* _The exercise_: Reproduce all of the data word for word.

________________

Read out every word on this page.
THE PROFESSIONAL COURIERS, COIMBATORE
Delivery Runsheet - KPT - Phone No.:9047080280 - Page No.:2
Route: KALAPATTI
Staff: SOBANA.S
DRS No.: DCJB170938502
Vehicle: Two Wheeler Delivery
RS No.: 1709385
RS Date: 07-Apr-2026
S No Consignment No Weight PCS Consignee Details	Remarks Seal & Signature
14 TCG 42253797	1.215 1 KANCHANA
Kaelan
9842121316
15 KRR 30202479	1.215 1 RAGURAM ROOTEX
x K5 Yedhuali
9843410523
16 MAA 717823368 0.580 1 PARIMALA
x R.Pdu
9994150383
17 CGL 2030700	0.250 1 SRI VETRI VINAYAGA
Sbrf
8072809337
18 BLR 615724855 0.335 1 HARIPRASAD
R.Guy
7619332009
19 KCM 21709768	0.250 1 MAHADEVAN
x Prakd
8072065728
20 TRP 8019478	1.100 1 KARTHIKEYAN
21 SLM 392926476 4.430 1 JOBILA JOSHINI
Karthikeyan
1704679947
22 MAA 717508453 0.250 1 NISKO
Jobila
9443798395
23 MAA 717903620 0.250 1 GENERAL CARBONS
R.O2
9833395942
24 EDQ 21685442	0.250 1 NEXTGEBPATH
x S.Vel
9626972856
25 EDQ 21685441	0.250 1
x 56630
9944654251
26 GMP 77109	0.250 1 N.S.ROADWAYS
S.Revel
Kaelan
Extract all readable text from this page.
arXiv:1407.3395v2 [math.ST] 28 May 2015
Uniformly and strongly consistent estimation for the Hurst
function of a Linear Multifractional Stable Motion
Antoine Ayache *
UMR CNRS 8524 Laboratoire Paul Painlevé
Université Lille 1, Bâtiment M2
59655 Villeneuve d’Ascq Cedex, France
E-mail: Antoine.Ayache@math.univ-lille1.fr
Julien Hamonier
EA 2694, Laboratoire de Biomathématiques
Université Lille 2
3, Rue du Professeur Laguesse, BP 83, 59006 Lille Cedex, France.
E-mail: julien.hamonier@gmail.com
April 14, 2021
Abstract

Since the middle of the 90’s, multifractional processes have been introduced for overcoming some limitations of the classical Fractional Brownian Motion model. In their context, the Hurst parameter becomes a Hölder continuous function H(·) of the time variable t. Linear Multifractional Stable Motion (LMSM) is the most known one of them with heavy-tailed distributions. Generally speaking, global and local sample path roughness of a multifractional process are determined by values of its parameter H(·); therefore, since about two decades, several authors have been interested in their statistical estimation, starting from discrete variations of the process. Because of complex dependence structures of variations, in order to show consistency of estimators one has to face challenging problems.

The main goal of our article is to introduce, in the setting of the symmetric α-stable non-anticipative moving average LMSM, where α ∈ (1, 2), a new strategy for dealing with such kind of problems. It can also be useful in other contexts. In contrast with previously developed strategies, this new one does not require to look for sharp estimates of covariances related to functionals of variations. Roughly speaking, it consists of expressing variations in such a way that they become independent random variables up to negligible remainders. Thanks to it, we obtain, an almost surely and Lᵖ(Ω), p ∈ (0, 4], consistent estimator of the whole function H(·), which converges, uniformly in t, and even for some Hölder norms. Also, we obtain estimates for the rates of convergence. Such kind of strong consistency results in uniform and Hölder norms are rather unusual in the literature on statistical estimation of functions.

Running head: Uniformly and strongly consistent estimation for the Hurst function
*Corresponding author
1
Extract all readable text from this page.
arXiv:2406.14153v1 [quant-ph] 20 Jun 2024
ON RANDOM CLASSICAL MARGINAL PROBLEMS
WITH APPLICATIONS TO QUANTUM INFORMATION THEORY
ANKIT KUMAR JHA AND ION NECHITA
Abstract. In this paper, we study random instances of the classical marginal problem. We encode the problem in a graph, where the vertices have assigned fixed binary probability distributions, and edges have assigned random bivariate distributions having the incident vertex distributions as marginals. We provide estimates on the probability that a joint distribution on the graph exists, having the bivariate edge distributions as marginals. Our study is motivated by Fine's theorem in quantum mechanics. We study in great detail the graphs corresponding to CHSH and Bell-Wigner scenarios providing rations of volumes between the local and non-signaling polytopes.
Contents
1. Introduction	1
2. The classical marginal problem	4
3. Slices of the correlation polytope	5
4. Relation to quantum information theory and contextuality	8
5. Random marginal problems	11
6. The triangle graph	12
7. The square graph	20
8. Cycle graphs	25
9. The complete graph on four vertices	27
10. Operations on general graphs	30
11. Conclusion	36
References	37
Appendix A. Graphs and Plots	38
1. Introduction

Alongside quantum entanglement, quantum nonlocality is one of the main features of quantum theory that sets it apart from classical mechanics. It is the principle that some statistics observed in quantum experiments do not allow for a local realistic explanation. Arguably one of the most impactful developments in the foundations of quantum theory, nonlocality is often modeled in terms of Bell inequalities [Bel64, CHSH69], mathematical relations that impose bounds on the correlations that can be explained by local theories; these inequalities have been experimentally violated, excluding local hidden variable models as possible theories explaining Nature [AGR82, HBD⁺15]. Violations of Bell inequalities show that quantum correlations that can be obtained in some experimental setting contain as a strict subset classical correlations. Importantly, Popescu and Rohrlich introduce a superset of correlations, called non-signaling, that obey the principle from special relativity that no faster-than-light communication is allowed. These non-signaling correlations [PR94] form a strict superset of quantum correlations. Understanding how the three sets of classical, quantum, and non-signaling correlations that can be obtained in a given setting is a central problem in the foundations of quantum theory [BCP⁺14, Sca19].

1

________________

* _Response below_:
Read out every word on this page.
THE PROFESSIONAL COURIERS, COIMBATORE
Delivery Runsheet - KPT - Phone No.:9047080280 - Page No.:2
Route: KALAPATTI
Staff: SOBANA.S
DRS No.: DCJB170938502
Vehicle: Two Wheeler Delivery
RS No.: 1709385
RS Date: 07-Apr-2026
S No Consignment No Weight PCS Consignee Details	Remarks Seal & Signature
14 TCG 42253797	1.215 1 KANCHANA
Kaelan
9842121316
15 KRR 30202479	1.215 1 RAGURAM ROOTEX
x K5 Yedhuali
9843410523
16 MAA 717823368 0.580 1 PARIMALA
x R.Pdu
9994150383
17 CGL 2030700	0.250 1 SRI VETRI VINAYAGA
Sbrf
8072809337
18 BLR 615724855 0.335 1 HARIPRASAD
R.Guy
7619332009
19 KCM 21709768	0.250 1 MAHADEVAN
x Prakd
8072065728
20 TRP 8019478	1.100 1 KARTHIKEYAN
21 SLM 392926476 4.430 1 JOBILA JOSHINI
Karthikeyan
1704679947
22 MAA 717508453 0.250 1 NISKO
Jobila
9443798395
23 MAA 717903620 0.250 1 GENERAL CARBONS
R.O2
9833395942
24 EDQ 21685442	0.250 1 NEXTGEBPATH
x S.Vel
9626972856
25 EDQ 21685441	0.250 1
x 56630
9944654251
26 GMP 77109	0.250 1 N.S.ROADWAYS
S.Revel
Kaelan
Extract all readable text from this page.
arXiv:1407.3395v2 [math.ST] 28 May 2015
Uniformly and strongly consistent estimation for the Hurst
function of a Linear Multifractional Stable Motion
Antoine Ayache *
UMR CNRS 8524 Laboratoire Paul Painlevé
Université Lille 1, Bâtiment M2
59655 Villeneuve d’Ascq Cedex, France
E-mail: Antoine.Ayache@math.univ-lille1.fr
Julien Hamonier
EA 2694, Laboratoire de Biomathématiques
Université Lille 2
3, Rue du Professeur Laguesse, BP 83, 59006 Lille Cedex, France.
E-mail: julien.hamonier@gmail.com
April 14, 2021
Abstract

Since the middle of the 90’s, multifractional processes have been introduced for overcoming some limitations of the classical Fractional Brownian Motion model. In their context, the Hurst parameter becomes a Hölder continuous function H(·) of the time variable t. Linear Multifractional Stable Motion (LMSM) is the most known one of them with heavy-tailed distributions. Generally speaking, global and local sample path roughness of a multifractional process are determined by values of its parameter H(·); therefore, since about two decades, several authors have been interested in their statistical estimation, starting from discrete variations of the process. Because of complex dependence structures of variations, in order to show consistency of estimators one has to face challenging problems.

The main goal of our article is to introduce, in the setting of the symmetric α-stable non-anticipative moving average LMSM, where α ∈ (1, 2), a new strategy for dealing with such kind of problems. It can also be useful in other contexts. In contrast with previously developed strategies, this new one does not require to look for sharp estimates of covariances related to functionals of variations. Roughly speaking, it consists of expressing variations in such a way that they become independent random variables up to negligible remainders. Thanks to it, we obtain, an almost surely and Lᵖ(Ω), p ∈ (0, 4], consistent estimator of the whole function H(·), which converges, uniformly in t, and even for some Hölder norms. Also, we obtain estimates for the rates of convergence. Such kind of strong consistency results in uniform and Hölder norms are rather unusual in the literature on statistical estimation of functions.

Running head: Uniformly and strongly consistent estimation for the Hurst function
*Corresponding author
1
Extract all readable text from this page.
arXiv:2406.14153v1 [quant-ph] 20 Jun 2024
ON RANDOM CLASSICAL MARGINAL PROBLEMS
WITH APPLICATIONS TO QUANTUM INFORMATION THEORY
ANKIT KUMAR JHA AND ION NECHITA
Abstract. In this paper, we study random instances of the classical marginal problem. We encode the problem in a graph, where the vertices have assigned fixed binary probability distributions, and edges have assigned random bivariate distributions having the incident vertex distributions as marginals. We provide estimates on the probability that a joint distribution on the graph exists, having the bivariate edge distributions as marginals. Our study is motivated by Fine's theorem in quantum mechanics. We study in great detail the graphs corresponding to CHSH and Bell-Wigner scenarios providing rations of volumes between the local and non-signaling polytopes.
Contents
1. Introduction	1
2. The classical marginal problem	4
3. Slices of the correlation polytope	5
4. Relation to quantum information theory and contextuality	8
5. Random marginal problems	11
6. The triangle graph	12
7. The square graph	20
8. Cycle graphs	25
9. The complete graph on four vertices	27
10. Operations on general graphs	30
11. Conclusion	36
References	37
Appendix A. Graphs and Plots	38
1. Introduction

Alongside quantum entanglement, quantum nonlocality is one of the main features of quantum theory that sets it apart from classical mechanics. It is the principle that some statistics observed in quantum experiments do not allow for a local realistic explanation. Arguably one of the most impactful developments in the foundations of quantum theory, nonlocality is often modeled in terms of Bell inequalities [Bel64, CHSH69], mathematical relations that impose bounds on the correlations that can be explained by local theories; these inequalities have been experimentally violated, excluding local hidden variable models as possible theories explaining Nature [AGR82, HBD⁺15]. Violations of Bell inequalities show that quantum correlations that can be obtained in some experimental setting contain as a strict subset classical correlations. Importantly, Popescu and Rohrlich introduce a superset of correlations, called non-signaling, that obey the principle from special relativity that no faster-than-light communication is allowed. These non-signaling correlations [PR94] form a strict superset of quantum correlations. Understanding how the three sets of classical, quantum, and non-signaling correlations that can be obtained in a given setting is a central problem in the foundations of quantum theory [BCP⁺14, Sca19].

1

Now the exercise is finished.